**RECORDS SHOWN**
╭──

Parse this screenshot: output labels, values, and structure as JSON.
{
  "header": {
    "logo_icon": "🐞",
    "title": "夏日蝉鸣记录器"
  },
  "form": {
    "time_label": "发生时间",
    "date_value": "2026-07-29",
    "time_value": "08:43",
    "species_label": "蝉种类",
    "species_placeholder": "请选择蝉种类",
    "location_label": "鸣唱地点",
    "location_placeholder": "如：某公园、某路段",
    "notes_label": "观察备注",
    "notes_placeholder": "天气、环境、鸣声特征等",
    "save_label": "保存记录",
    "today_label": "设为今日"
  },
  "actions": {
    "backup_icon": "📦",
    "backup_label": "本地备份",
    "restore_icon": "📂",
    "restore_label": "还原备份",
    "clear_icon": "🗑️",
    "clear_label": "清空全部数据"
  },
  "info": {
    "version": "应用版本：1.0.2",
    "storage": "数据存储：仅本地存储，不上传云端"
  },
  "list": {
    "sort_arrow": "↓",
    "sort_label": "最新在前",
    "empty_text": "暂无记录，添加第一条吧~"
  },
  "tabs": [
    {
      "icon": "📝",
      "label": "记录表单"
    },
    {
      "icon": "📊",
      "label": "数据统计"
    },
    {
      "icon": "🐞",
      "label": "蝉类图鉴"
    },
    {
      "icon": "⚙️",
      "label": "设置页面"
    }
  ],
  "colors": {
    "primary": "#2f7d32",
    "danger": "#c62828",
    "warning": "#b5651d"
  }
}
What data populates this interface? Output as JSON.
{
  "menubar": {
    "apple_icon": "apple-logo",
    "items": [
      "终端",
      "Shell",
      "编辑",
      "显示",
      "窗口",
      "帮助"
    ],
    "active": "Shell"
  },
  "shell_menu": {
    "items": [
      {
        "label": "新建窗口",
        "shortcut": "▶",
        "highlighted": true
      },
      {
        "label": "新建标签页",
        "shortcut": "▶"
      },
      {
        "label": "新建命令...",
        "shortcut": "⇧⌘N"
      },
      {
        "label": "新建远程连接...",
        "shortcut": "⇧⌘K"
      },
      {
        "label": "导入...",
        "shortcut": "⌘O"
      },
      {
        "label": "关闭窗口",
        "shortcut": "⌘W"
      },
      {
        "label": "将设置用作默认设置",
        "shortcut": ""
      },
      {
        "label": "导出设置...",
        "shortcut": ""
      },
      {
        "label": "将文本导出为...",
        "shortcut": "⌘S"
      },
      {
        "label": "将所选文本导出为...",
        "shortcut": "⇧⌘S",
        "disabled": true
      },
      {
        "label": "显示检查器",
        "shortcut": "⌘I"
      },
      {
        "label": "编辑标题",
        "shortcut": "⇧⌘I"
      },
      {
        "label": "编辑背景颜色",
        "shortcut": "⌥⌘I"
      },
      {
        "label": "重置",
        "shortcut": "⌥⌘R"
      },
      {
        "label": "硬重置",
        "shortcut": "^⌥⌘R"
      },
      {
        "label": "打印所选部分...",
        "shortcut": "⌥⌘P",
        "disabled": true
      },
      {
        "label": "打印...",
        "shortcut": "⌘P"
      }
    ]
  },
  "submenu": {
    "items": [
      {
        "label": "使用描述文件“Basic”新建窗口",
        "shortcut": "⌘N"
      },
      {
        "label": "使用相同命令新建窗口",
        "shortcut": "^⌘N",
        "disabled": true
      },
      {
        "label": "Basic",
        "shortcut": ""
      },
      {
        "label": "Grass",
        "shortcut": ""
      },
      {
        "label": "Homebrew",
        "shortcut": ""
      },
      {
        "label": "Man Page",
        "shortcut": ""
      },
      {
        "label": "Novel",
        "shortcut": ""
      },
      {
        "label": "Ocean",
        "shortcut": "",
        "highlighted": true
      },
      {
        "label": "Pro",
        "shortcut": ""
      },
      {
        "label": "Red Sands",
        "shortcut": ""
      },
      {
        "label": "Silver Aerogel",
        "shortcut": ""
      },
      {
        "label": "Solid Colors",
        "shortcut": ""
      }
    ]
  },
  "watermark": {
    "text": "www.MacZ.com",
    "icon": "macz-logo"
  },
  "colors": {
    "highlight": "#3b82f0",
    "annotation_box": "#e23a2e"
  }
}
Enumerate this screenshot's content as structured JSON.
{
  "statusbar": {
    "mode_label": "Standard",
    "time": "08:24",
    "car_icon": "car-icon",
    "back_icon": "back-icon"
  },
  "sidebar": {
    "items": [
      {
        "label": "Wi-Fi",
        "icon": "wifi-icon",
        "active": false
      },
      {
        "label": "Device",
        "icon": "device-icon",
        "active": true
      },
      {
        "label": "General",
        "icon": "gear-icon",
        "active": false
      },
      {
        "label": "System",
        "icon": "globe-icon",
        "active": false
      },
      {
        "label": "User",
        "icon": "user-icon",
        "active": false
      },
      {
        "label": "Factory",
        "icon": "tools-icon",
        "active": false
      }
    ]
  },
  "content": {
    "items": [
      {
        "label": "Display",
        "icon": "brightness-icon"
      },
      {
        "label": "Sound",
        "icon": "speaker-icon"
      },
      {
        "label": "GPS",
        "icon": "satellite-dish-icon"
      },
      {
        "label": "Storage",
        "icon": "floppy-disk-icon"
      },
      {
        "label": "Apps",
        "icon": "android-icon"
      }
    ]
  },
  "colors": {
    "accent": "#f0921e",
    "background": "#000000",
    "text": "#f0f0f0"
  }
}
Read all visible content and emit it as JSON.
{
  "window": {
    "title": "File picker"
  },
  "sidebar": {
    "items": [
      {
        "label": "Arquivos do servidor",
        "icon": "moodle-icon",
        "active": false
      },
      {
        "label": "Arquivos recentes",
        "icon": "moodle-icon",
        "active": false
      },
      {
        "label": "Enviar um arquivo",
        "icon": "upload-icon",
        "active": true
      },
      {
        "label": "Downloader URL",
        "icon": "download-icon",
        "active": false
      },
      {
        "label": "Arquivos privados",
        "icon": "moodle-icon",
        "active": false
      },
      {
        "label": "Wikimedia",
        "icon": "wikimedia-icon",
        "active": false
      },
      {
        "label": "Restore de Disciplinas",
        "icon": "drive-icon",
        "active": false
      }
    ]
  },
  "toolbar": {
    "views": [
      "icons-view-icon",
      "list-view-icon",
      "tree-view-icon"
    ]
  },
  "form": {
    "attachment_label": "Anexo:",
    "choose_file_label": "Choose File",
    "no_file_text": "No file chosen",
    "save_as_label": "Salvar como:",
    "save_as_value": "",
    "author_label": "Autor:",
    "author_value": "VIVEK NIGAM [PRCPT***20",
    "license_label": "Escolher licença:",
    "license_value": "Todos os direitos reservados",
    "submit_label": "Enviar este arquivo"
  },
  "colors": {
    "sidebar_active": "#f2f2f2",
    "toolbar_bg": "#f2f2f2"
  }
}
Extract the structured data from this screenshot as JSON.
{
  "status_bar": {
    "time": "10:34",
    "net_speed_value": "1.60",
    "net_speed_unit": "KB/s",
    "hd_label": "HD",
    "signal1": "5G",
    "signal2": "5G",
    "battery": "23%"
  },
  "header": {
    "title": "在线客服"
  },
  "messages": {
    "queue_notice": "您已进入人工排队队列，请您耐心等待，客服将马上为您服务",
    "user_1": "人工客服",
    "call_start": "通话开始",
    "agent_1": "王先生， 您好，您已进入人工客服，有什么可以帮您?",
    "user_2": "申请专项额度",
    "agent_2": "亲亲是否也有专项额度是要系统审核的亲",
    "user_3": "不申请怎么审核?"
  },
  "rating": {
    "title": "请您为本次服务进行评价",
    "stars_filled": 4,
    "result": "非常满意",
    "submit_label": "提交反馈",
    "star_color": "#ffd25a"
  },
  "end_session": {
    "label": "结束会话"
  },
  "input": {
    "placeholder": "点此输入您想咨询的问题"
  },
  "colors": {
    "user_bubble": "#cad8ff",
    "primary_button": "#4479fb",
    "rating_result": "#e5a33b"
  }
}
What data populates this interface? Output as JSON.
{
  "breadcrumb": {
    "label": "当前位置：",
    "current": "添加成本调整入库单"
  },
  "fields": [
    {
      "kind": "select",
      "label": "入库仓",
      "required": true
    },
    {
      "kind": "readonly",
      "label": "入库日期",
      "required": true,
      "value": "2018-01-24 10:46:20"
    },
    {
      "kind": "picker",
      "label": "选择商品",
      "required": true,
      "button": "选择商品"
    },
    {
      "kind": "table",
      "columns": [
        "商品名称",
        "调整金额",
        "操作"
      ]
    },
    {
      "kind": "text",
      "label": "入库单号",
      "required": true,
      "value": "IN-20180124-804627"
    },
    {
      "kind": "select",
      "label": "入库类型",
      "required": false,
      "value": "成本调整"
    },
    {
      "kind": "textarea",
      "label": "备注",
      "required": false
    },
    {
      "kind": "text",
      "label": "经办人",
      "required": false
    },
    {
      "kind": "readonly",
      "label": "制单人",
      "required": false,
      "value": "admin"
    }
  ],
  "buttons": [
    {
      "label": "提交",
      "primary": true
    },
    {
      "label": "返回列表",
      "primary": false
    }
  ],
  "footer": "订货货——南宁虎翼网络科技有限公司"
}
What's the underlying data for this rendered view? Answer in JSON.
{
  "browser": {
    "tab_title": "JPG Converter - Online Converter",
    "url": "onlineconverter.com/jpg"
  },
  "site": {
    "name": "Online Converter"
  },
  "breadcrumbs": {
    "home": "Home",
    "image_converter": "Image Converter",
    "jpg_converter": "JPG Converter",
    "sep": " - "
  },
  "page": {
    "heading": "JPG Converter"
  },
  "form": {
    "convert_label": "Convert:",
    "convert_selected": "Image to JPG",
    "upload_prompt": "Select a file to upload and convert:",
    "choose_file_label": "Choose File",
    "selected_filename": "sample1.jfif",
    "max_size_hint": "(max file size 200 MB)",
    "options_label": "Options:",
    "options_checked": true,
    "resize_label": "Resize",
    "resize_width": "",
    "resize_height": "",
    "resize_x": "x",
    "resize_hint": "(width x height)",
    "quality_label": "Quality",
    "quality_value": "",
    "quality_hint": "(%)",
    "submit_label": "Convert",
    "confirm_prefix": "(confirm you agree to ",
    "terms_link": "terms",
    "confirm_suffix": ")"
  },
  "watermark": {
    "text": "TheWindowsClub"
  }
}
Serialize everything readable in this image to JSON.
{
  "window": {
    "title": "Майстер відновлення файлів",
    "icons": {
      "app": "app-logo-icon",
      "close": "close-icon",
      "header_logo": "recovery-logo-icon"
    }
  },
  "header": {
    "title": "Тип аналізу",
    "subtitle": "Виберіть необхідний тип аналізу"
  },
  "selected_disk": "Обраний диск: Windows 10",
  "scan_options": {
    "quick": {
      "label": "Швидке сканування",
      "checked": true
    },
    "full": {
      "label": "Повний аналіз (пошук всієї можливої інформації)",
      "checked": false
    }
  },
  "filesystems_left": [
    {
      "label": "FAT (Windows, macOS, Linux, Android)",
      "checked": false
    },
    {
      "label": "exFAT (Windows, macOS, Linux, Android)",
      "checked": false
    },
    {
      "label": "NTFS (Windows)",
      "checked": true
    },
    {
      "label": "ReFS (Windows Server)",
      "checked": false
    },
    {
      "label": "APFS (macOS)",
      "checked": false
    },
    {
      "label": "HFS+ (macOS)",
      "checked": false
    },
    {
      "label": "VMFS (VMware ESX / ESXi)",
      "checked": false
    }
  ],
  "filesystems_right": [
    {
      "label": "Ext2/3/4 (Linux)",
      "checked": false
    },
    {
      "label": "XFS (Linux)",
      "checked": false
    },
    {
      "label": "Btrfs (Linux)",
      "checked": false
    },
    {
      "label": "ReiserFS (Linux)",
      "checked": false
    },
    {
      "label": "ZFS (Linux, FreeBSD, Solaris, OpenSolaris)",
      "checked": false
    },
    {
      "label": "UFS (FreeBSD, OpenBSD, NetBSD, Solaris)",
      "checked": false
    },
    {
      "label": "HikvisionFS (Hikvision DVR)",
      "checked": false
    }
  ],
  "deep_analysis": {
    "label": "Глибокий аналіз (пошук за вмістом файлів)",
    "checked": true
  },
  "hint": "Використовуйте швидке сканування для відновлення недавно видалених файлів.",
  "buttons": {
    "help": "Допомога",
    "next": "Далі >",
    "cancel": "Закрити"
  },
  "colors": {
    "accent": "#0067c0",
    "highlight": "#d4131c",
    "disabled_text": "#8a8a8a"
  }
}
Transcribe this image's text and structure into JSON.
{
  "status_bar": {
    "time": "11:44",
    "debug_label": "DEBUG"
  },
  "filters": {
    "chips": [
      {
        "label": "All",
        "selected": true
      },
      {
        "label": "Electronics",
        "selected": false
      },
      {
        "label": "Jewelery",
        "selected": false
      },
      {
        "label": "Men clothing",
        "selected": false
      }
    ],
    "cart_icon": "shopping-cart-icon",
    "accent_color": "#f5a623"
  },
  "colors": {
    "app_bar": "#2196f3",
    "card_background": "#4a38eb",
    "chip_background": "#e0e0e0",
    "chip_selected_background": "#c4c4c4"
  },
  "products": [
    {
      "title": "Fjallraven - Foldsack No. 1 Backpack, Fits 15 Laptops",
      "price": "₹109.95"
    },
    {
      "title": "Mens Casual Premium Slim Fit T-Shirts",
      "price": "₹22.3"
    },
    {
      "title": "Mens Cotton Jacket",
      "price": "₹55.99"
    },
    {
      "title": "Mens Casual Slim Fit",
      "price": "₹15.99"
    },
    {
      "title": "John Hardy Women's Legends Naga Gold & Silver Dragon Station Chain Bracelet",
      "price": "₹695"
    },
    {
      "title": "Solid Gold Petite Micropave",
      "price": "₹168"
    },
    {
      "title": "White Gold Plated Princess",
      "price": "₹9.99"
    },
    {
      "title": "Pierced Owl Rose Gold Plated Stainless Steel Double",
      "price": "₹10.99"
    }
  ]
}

╰──

**THE TASK**
Scan the lines above for "Basic", then copy every one that has it.

**SOLUTION FOR THIS EXERCISE**
        "label": "使用描述文件“Basic”新建窗口",
        "label": "Basic",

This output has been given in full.